*SHORT EXERCISE:*
Below are the records; pull every line that includes "name".

-- start --

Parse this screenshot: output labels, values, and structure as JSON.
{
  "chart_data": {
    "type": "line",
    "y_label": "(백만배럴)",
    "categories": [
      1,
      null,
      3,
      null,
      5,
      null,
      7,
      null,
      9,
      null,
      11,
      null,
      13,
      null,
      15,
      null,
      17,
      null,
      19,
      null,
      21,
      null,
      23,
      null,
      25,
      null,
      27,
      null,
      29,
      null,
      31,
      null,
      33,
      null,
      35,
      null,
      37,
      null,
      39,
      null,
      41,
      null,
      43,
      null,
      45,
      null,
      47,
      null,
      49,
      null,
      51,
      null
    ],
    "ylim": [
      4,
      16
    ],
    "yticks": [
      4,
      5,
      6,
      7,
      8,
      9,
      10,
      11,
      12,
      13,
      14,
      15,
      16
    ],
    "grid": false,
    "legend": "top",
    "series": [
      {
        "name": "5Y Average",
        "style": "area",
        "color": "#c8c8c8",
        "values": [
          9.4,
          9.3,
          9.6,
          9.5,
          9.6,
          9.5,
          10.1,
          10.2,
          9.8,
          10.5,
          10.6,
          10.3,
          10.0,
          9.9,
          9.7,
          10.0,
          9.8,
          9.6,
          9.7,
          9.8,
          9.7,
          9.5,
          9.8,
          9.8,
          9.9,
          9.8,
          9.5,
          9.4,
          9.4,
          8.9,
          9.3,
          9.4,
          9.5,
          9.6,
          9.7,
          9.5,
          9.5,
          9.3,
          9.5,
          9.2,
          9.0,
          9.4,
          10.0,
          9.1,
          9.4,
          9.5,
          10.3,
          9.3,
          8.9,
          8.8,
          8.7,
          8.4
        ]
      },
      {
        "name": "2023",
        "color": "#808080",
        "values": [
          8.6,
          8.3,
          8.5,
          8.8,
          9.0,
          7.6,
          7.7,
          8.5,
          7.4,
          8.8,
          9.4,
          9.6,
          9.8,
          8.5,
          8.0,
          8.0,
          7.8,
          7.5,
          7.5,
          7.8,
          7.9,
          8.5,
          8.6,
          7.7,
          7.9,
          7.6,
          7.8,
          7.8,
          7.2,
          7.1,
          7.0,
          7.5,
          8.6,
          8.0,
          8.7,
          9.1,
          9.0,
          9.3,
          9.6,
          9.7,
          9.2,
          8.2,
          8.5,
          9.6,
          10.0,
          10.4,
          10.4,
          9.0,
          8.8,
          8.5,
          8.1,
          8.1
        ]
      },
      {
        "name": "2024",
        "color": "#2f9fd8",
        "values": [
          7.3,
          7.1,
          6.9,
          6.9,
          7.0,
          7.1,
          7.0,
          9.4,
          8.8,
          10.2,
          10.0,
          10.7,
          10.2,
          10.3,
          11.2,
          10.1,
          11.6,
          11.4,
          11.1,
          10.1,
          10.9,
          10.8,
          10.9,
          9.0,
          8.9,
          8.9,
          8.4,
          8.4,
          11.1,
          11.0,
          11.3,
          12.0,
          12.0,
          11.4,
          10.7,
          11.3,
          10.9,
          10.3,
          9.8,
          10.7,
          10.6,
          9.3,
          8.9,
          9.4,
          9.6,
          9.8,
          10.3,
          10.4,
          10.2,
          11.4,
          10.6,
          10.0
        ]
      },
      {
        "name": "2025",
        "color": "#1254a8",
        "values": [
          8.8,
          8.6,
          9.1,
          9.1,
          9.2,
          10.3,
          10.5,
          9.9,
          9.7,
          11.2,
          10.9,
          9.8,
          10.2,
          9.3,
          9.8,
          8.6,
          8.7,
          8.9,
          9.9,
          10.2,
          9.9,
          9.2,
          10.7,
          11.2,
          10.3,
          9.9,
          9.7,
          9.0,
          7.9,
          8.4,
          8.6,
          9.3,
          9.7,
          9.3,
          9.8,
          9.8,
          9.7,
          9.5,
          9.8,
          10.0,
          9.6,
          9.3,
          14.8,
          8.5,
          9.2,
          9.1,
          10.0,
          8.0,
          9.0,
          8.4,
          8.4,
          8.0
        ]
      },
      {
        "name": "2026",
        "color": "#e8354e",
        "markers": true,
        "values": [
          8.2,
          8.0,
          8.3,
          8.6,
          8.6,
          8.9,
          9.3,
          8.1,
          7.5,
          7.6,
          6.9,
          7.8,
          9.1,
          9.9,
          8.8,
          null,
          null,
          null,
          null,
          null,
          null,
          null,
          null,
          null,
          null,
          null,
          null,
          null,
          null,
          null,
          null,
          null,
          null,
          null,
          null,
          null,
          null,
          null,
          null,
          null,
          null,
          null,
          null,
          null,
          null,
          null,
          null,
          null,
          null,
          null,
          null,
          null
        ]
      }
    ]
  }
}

-- end --

*OUTPUT OF THE TASK:*
        "name": "5Y Average",
        "name": "2023",
        "name": "2024",
        "name": "2025",
        "name": "2026",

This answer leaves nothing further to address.